[Article start]
It works, but battery life is lower

I'm a non-technical person, and I recently installed FreeBSD 14.1 and Xfce onto an older HP Notebook (15-ba9000bx) without too much trouble. However, I now have a few questions about lower battery life and also seemingly slower performance. Previously I had been using Kubuntu 22.04 on this vary same machine, and under Kubuntu the battery seemed to last up to two to two and half hours, but under FreeBSD I don't seem to be able to go an hour or so before the battery begins to run flat. Also, I've noticed that it takes slightly longer for FreeBSD to completely boot, and it seems that the same browser doesn't launch nearly as quickly it did under Kubuntu.
[Article end]
[Dataset content start]
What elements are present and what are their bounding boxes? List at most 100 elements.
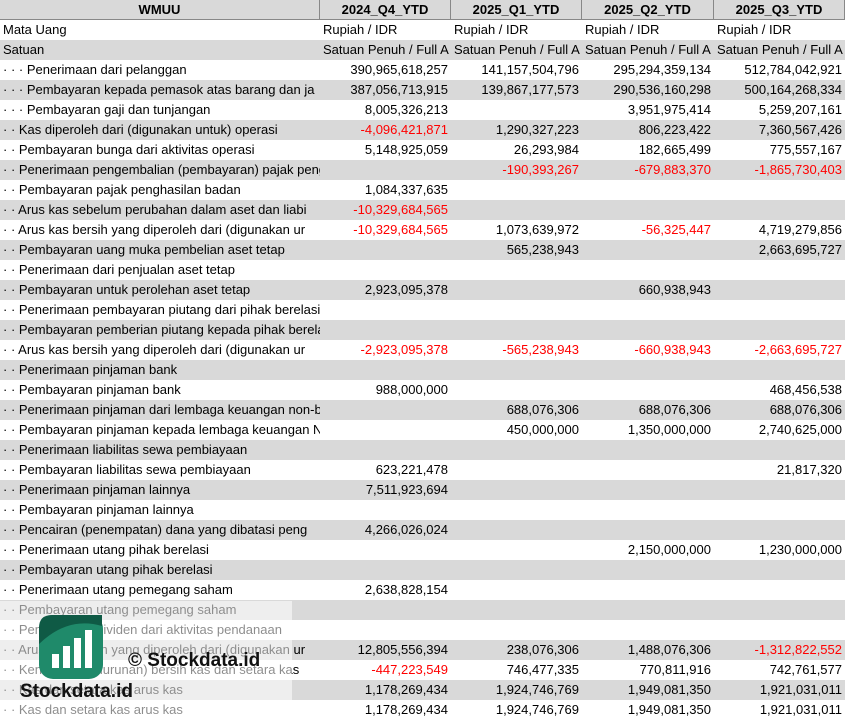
[Dataset content end]
(Task requirements):
a) List each piece of software that the FreeBSD battery post names.
b) Pick up the FreeBSD battery post after its last sentence and carry it forward in the same voice.

(Per-task answers):
a)
FreeBSD 14.1
Xfce
Kubuntu 22.04

b)
I'm not knocking FreeBSD, it must actually be a pretty good system if a newbie can install it, but I'm wondering if my problems are due to the older laptop that I'm using, or do I possibly have too many processes launching at starup? Also, I created a four Gigabyte swap file during the installation process if that matters at all.

I really like the idea of using FreeBSD, and I'm considering using it to replace Windows 10 on primary desktop which I use for home, work, and not so much social media. I have vision impairment, I'm in my sixities, so I'm hoping to find a system that doesn't require constant maintenance and that I can use without too much trouble. Any info greatly appreciated.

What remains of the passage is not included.